» **Short problem**: Reproduce the lines from the beginning of the records through the line containing "tab-wiki[interactable]: ▯ Wiki", including that line.

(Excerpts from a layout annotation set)
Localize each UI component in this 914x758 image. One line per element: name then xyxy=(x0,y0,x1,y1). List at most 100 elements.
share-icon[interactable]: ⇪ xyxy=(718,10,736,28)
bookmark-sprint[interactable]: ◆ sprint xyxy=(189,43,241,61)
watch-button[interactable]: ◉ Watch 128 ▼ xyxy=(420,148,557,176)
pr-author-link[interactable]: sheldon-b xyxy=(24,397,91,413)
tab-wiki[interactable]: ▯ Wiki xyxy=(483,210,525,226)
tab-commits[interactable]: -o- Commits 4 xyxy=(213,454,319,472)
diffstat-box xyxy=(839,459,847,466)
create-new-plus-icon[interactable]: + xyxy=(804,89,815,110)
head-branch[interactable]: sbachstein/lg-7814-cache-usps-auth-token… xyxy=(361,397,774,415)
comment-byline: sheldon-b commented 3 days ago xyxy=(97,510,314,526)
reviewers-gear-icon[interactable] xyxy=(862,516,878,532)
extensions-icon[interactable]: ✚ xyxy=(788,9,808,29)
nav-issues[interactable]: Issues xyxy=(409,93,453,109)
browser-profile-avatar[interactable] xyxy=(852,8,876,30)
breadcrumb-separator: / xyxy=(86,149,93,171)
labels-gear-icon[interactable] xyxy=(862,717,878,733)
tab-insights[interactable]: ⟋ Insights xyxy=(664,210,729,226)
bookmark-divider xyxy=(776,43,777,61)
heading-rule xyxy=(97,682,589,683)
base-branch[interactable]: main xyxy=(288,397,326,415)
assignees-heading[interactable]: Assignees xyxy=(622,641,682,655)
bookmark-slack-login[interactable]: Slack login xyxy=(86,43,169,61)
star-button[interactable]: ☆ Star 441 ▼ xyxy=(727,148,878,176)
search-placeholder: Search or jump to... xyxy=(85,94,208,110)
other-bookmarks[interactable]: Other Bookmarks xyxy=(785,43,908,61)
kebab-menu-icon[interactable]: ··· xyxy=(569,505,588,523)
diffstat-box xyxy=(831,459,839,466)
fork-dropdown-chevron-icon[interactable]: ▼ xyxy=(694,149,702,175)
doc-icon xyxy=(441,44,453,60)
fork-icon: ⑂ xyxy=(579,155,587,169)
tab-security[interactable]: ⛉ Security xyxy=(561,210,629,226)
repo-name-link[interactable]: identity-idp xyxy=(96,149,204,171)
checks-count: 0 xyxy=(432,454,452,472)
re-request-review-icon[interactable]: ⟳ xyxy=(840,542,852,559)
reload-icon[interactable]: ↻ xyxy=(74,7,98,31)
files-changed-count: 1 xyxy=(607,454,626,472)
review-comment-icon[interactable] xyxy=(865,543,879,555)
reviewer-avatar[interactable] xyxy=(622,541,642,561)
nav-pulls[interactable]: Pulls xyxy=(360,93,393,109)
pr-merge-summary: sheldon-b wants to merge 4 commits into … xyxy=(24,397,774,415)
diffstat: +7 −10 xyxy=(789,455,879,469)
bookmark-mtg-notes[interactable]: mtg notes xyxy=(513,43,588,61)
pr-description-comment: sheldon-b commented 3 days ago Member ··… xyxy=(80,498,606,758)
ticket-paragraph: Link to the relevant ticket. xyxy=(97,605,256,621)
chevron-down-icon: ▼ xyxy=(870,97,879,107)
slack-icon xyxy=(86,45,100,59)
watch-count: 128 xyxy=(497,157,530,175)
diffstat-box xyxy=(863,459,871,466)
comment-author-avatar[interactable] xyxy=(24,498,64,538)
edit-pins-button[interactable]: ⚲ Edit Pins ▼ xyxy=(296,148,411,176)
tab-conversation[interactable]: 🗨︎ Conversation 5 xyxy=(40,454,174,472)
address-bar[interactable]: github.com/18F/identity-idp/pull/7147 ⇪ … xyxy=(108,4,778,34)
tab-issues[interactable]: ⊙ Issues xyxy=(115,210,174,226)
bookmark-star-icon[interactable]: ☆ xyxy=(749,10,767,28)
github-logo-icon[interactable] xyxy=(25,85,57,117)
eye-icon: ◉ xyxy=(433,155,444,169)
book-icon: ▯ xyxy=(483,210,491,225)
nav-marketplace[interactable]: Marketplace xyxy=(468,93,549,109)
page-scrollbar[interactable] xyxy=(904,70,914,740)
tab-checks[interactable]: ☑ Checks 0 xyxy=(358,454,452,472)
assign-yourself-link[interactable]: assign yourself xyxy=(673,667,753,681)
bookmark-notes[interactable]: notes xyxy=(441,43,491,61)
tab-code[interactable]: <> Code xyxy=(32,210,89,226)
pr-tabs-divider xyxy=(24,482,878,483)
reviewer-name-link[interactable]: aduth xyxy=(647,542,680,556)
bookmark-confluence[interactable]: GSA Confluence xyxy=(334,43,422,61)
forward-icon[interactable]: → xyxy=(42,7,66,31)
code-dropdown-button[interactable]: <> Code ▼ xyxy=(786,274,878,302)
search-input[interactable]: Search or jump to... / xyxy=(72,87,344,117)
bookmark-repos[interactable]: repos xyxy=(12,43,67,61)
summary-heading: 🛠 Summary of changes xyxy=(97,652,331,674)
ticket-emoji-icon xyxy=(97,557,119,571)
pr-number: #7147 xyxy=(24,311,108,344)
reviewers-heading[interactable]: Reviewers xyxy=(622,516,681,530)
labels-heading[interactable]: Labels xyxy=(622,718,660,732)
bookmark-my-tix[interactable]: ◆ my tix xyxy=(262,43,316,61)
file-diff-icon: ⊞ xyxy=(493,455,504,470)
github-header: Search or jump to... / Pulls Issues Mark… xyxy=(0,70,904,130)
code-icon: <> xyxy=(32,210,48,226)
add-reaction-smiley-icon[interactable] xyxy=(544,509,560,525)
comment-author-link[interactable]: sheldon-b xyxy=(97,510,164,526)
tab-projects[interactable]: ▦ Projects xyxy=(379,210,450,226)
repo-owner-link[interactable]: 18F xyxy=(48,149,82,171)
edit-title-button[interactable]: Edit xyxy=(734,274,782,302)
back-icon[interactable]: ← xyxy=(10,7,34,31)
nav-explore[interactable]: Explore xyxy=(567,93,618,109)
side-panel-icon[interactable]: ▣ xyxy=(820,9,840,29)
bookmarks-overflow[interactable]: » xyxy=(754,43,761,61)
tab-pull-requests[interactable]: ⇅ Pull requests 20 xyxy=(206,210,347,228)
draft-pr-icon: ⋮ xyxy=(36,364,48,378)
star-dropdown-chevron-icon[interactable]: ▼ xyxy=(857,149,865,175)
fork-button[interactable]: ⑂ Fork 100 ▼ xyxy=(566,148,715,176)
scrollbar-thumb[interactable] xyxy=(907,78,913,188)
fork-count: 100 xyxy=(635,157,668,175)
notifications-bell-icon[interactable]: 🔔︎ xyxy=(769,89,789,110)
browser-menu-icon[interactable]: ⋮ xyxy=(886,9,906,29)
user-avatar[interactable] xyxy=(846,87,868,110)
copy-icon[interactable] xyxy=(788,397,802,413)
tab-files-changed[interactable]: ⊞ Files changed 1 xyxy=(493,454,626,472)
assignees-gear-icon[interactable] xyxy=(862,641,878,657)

» **Exercise solution**:
Localize each UI component in this 914x758 image. One line per element: name then xyxy=(x0,y0,x1,y1). List at most 100 elements.
share-icon[interactable]: ⇪ xyxy=(718,10,736,28)
bookmark-sprint[interactable]: ◆ sprint xyxy=(189,43,241,61)
watch-button[interactable]: ◉ Watch 128 ▼ xyxy=(420,148,557,176)
pr-author-link[interactable]: sheldon-b xyxy=(24,397,91,413)
tab-wiki[interactable]: ▯ Wiki xyxy=(483,210,525,226)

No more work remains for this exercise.